**LISTING**
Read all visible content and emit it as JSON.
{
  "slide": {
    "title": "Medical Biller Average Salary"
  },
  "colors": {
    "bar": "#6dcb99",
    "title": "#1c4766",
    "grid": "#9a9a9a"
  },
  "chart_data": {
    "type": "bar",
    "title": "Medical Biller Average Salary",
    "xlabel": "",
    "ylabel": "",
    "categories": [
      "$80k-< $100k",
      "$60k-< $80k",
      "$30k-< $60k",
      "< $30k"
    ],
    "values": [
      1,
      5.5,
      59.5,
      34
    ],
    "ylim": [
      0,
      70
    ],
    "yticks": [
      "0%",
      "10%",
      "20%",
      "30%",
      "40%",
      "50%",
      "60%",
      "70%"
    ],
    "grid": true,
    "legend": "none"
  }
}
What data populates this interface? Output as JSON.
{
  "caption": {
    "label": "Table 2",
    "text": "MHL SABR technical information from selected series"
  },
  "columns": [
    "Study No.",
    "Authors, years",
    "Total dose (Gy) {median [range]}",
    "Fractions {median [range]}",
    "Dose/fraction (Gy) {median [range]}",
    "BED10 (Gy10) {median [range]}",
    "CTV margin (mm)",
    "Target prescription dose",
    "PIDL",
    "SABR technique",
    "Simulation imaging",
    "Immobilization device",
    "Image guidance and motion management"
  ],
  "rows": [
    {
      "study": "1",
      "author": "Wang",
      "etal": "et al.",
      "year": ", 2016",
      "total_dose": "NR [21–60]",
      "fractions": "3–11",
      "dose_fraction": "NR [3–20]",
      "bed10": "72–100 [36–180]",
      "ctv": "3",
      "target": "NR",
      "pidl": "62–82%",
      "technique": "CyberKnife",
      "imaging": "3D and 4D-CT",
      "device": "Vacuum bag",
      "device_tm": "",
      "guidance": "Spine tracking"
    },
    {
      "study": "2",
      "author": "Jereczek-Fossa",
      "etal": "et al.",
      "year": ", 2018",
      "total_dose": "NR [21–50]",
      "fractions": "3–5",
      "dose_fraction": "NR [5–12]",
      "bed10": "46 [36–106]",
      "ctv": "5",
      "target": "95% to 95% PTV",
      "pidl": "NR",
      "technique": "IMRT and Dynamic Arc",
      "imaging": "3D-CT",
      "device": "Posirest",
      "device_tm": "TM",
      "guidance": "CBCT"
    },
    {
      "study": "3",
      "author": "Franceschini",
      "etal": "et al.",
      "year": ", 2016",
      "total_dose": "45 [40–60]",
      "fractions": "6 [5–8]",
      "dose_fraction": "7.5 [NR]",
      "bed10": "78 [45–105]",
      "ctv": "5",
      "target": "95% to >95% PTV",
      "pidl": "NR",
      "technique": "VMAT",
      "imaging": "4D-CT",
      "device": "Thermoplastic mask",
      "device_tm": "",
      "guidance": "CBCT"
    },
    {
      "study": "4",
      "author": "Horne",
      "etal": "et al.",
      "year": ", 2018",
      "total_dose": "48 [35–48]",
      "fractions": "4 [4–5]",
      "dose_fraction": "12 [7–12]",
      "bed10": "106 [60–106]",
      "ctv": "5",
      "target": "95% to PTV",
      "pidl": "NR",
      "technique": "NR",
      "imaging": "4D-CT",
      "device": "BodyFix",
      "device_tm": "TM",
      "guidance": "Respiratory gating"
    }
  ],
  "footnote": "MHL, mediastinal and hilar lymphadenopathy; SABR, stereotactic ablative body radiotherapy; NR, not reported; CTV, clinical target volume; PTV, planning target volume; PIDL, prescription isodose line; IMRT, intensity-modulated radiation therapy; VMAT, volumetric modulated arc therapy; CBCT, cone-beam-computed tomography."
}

**DO THIS**
Would you give the material above again, complete and exact?

**WRITTEN RESPONSE**
Read all visible content and emit it as JSON.
{
  "slide": {
    "title": "Medical Biller Average Salary"
  },
  "colors": {
    "bar": "#6dcb99",
    "title": "#1c4766",
    "grid": "#9a9a9a"
  },
  "chart_data": {
    "type": "bar",
    "title": "Medical Biller Average Salary",
    "xlabel": "",
    "ylabel": "",
    "categories": [
      "$80k-< $100k",
      "$60k-< $80k",
      "$30k-< $60k",
      "< $30k"
    ],
    "values": [
      1,
      5.5,
      59.5,
      34
    ],
    "ylim": [
      0,
      70
    ],
    "yticks": [
      "0%",
      "10%",
      "20%",
      "30%",
      "40%",
      "50%",
      "60%",
      "70%"
    ],
    "grid": true,
    "legend": "none"
  }
}
What data populates this interface? Output as JSON.
{
  "caption": {
    "label": "Table 2",
    "text": "MHL SABR technical information from selected series"
  },
  "columns": [
    "Study No.",
    "Authors, years",
    "Total dose (Gy) {median [range]}",
    "Fractions {median [range]}",
    "Dose/fraction (Gy) {median [range]}",
    "BED10 (Gy10) {median [range]}",
    "CTV margin (mm)",
    "Target prescription dose",
    "PIDL",
    "SABR technique",
    "Simulation imaging",
    "Immobilization device",
    "Image guidance and motion management"
  ],
  "rows": [
    {
      "study": "1",
      "author": "Wang",
      "etal": "et al.",
      "year": ", 2016",
      "total_dose": "NR [21–60]",
      "fractions": "3–11",
      "dose_fraction": "NR [3–20]",
      "bed10": "72–100 [36–180]",
      "ctv": "3",
      "target": "NR",
      "pidl": "62–82%",
      "technique": "CyberKnife",
      "imaging": "3D and 4D-CT",
      "device": "Vacuum bag",
      "device_tm": "",
      "guidance": "Spine tracking"
    },
    {
      "study": "2",
      "author": "Jereczek-Fossa",
      "etal": "et al.",
      "year": ", 2018",
      "total_dose": "NR [21–50]",
      "fractions": "3–5",
      "dose_fraction": "NR [5–12]",
      "bed10": "46 [36–106]",
      "ctv": "5",
      "target": "95% to 95% PTV",
      "pidl": "NR",
      "technique": "IMRT and Dynamic Arc",
      "imaging": "3D-CT",
      "device": "Posirest",
      "device_tm": "TM",
      "guidance": "CBCT"
    },
    {
      "study": "3",
      "author": "Franceschini",
      "etal": "et al.",
      "year": ", 2016",
      "total_dose": "45 [40–60]",
      "fractions": "6 [5–8]",
      "dose_fraction": "7.5 [NR]",
      "bed10": "78 [45–105]",
      "ctv": "5",
      "target": "95% to >95% PTV",
      "pidl": "NR",
      "technique": "VMAT",
      "imaging": "4D-CT",
      "device": "Thermoplastic mask",
      "device_tm": "",
      "guidance": "CBCT"
    },
    {
      "study": "4",
      "author": "Horne",
      "etal": "et al.",
      "year": ", 2018",
      "total_dose": "48 [35–48]",
      "fractions": "4 [4–5]",
      "dose_fraction": "12 [7–12]",
      "bed10": "106 [60–106]",
      "ctv": "5",
      "target": "95% to PTV",
      "pidl": "NR",
      "technique": "NR",
      "imaging": "4D-CT",
      "device": "BodyFix",
      "device_tm": "TM",
      "guidance": "Respiratory gating"
    }
  ],
  "footnote": "MHL, mediastinal and hilar lymphadenopathy; SABR, stereotactic ablative body radiotherapy; NR, not reported; CTV, clinical target volume; PTV, planning target volume; PIDL, prescription isodose line; IMRT, intensity-modulated radiation therapy; VMAT, volumetric modulated arc therapy; CBCT, cone-beam-computed tomography."
}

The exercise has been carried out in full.